■ Written task: In the listing below, locate the lines that hold the string "name". Copy those lines.

[start of Input records]

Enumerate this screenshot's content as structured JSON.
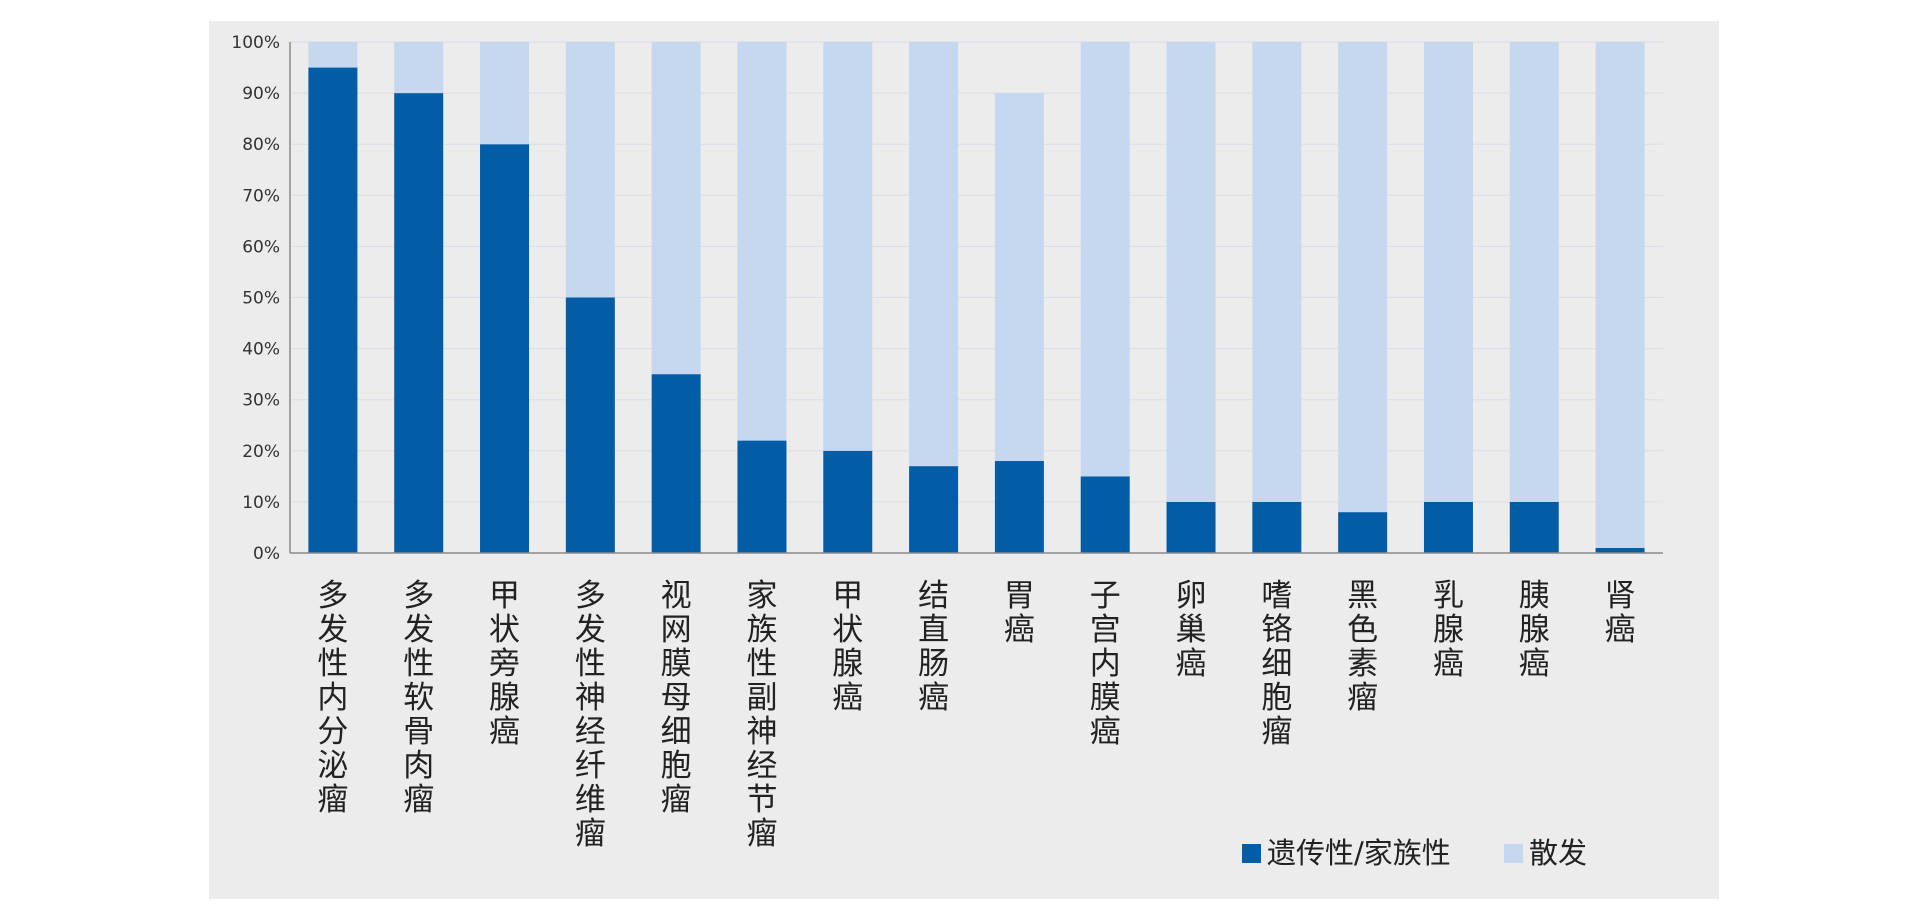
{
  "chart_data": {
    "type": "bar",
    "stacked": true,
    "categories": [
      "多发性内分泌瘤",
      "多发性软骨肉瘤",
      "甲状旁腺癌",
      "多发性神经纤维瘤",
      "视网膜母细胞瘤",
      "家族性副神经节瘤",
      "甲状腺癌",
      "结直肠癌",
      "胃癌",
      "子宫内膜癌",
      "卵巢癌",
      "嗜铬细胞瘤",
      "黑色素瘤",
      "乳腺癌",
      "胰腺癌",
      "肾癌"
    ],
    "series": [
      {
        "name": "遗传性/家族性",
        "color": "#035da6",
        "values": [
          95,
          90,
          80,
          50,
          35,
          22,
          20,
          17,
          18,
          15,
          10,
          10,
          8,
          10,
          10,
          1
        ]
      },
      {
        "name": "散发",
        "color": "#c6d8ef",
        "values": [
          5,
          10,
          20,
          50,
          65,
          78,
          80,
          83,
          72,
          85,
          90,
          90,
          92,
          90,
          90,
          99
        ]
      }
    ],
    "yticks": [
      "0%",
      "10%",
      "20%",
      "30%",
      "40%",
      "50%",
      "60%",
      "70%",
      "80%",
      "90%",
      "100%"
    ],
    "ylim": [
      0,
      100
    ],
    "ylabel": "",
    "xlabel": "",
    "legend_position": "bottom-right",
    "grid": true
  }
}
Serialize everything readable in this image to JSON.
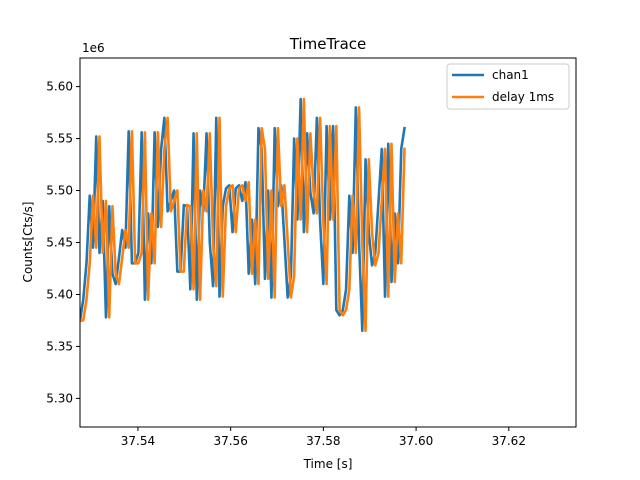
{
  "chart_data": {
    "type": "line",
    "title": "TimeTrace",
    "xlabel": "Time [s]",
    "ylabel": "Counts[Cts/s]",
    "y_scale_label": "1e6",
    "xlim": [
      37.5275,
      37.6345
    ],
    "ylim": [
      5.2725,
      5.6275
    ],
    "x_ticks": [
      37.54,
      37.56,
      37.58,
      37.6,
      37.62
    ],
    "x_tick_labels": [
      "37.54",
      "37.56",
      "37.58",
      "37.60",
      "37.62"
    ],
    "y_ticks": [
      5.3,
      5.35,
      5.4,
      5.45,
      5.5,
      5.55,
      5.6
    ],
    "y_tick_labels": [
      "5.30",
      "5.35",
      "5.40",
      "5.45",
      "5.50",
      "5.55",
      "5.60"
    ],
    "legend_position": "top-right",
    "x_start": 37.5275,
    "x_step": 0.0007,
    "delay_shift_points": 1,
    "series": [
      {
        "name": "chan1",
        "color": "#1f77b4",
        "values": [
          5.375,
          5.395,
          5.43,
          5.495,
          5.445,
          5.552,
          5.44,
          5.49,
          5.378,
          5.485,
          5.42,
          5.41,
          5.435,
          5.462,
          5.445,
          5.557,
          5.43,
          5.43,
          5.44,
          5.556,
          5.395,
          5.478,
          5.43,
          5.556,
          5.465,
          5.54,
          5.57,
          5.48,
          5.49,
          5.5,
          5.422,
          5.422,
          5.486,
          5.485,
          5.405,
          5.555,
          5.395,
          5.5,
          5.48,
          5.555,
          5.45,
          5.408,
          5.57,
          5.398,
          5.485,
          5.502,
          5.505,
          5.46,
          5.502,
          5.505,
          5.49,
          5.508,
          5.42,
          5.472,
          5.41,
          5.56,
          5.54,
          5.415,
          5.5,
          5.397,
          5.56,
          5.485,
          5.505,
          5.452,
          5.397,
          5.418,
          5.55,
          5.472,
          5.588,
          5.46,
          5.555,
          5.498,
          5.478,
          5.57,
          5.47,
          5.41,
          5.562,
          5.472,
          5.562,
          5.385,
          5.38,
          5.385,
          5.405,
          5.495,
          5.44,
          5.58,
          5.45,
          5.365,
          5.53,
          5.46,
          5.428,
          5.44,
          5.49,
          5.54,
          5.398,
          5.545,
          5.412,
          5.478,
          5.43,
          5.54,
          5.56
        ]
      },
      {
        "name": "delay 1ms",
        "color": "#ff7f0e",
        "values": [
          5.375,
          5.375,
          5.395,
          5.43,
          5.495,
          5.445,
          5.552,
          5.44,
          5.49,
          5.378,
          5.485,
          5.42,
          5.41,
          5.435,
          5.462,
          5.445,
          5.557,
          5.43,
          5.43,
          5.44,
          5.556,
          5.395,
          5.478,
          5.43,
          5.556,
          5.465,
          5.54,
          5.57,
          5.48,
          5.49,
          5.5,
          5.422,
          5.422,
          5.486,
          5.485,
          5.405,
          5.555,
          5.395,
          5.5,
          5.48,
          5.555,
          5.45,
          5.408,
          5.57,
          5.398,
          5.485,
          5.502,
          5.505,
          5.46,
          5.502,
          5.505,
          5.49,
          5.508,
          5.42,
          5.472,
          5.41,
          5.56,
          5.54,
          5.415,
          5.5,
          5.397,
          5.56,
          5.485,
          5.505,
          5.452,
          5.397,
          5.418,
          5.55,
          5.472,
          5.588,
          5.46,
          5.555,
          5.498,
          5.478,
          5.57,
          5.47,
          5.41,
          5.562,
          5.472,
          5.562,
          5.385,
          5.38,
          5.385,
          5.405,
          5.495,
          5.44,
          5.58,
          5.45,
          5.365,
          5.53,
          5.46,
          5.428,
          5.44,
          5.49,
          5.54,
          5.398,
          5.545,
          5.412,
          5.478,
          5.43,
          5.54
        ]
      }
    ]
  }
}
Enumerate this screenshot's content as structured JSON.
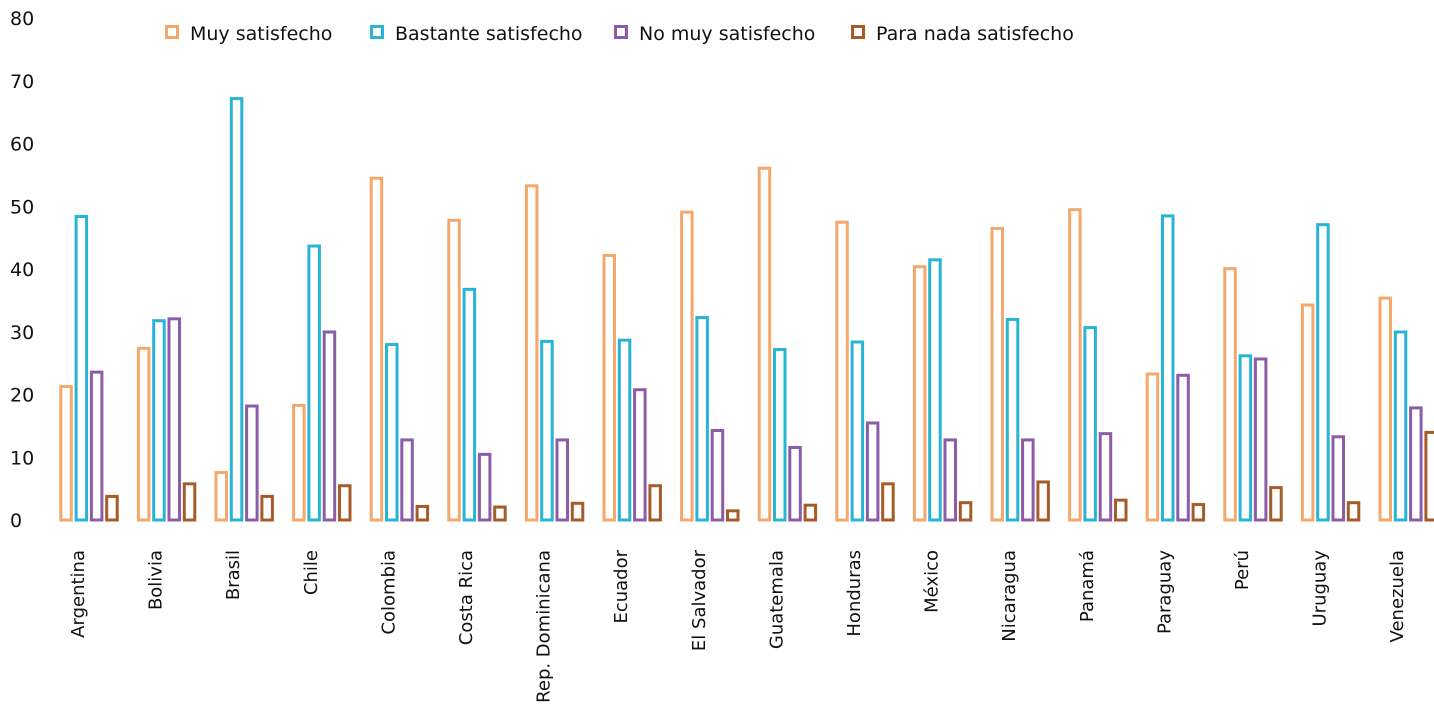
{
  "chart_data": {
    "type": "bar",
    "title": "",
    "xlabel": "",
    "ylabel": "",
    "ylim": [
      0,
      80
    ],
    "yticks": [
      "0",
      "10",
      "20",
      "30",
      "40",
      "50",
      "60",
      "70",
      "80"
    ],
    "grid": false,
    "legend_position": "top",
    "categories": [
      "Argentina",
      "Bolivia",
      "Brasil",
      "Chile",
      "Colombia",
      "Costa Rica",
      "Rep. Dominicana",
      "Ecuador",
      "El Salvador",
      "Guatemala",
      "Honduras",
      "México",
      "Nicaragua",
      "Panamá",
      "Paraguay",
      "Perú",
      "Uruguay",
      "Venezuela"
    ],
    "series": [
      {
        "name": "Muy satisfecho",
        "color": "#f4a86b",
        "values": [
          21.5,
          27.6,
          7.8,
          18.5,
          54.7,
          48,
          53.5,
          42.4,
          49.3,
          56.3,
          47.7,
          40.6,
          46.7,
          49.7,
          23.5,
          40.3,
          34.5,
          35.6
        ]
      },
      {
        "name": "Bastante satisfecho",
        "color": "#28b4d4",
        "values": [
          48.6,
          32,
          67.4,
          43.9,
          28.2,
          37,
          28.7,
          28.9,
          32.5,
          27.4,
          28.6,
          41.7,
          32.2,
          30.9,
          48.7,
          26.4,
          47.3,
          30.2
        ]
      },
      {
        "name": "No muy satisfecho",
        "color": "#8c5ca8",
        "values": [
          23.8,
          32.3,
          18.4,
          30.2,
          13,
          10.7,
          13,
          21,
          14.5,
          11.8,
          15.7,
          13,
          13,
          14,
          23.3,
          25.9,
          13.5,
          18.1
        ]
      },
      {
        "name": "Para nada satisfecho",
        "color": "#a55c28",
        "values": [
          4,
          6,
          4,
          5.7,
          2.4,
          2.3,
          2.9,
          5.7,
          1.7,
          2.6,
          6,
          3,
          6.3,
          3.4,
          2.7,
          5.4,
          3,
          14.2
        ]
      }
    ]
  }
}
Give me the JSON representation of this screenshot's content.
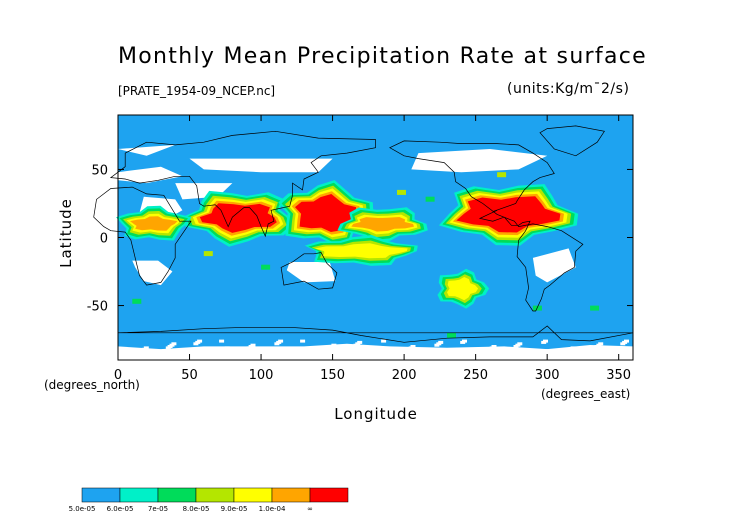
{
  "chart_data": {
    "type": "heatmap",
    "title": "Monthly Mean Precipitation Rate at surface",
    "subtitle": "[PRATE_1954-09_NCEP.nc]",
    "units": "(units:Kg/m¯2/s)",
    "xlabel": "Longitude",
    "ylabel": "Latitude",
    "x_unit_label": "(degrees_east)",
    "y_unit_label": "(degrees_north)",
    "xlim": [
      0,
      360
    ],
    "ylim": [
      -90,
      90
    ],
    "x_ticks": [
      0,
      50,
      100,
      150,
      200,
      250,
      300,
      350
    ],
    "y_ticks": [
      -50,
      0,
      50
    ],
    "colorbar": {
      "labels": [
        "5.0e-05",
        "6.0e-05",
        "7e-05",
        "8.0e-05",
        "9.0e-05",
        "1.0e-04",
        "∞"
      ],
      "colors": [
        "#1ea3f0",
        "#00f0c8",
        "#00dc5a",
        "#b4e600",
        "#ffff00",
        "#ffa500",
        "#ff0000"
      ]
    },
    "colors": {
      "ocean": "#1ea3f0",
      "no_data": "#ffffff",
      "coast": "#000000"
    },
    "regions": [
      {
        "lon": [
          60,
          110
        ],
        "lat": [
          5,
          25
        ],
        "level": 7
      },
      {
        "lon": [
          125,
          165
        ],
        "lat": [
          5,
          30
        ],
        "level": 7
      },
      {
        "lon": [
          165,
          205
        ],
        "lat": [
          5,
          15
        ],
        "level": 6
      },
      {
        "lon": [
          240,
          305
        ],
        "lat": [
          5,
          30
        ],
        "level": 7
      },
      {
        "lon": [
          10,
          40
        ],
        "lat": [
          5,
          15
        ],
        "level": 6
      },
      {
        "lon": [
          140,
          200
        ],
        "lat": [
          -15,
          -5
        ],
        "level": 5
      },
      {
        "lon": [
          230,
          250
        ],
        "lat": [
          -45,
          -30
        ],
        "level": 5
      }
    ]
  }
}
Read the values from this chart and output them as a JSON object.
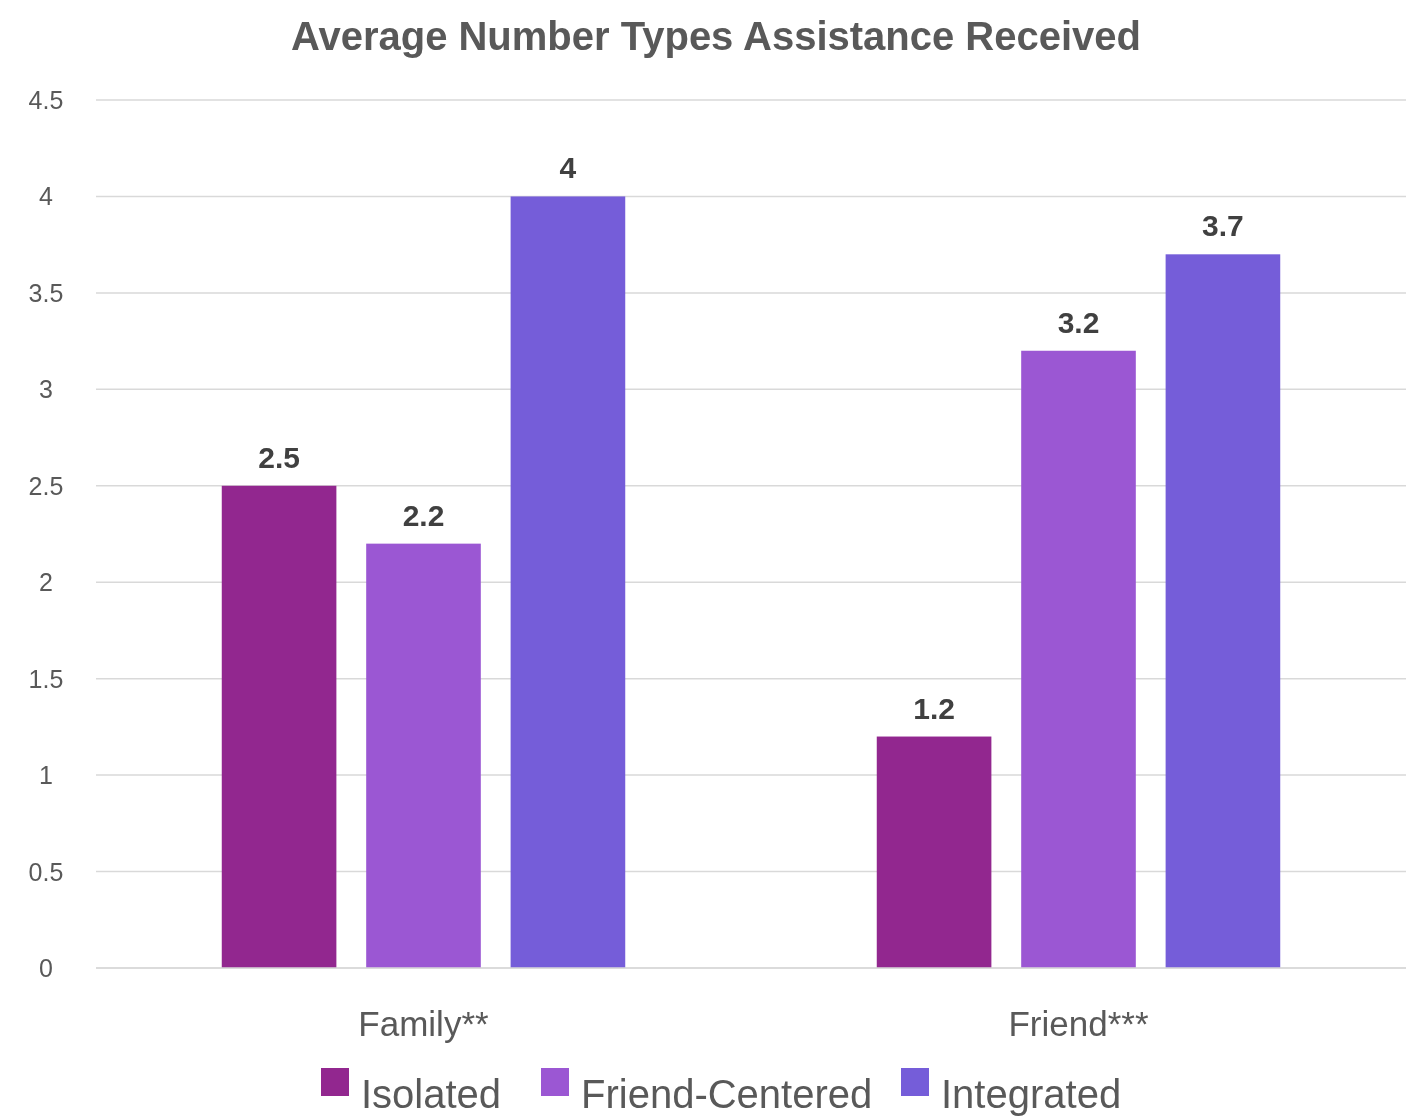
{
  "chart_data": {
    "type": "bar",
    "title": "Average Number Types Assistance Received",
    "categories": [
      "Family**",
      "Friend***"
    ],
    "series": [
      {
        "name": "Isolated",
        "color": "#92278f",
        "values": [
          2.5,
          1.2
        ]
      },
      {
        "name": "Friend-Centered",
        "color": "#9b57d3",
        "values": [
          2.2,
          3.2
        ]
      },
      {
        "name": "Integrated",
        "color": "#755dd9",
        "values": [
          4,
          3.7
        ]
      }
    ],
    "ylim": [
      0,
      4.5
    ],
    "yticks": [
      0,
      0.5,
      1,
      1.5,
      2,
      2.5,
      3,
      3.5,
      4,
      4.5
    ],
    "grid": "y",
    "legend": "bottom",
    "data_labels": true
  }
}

[end of Input records]

■ The reply:
        "name": "遗传性/家族性",
        "name": "散发",
        "name": "chan1",
        "name": "delay 1ms",
        "name": "Muy satisfecho",
        "name": "Bastante satisfecho",
        "name": "No muy satisfecho",
        "name": "Para nada satisfecho",
        "name": "Isolated",
        "name": "Friend-Centered",
        "name": "Integrated",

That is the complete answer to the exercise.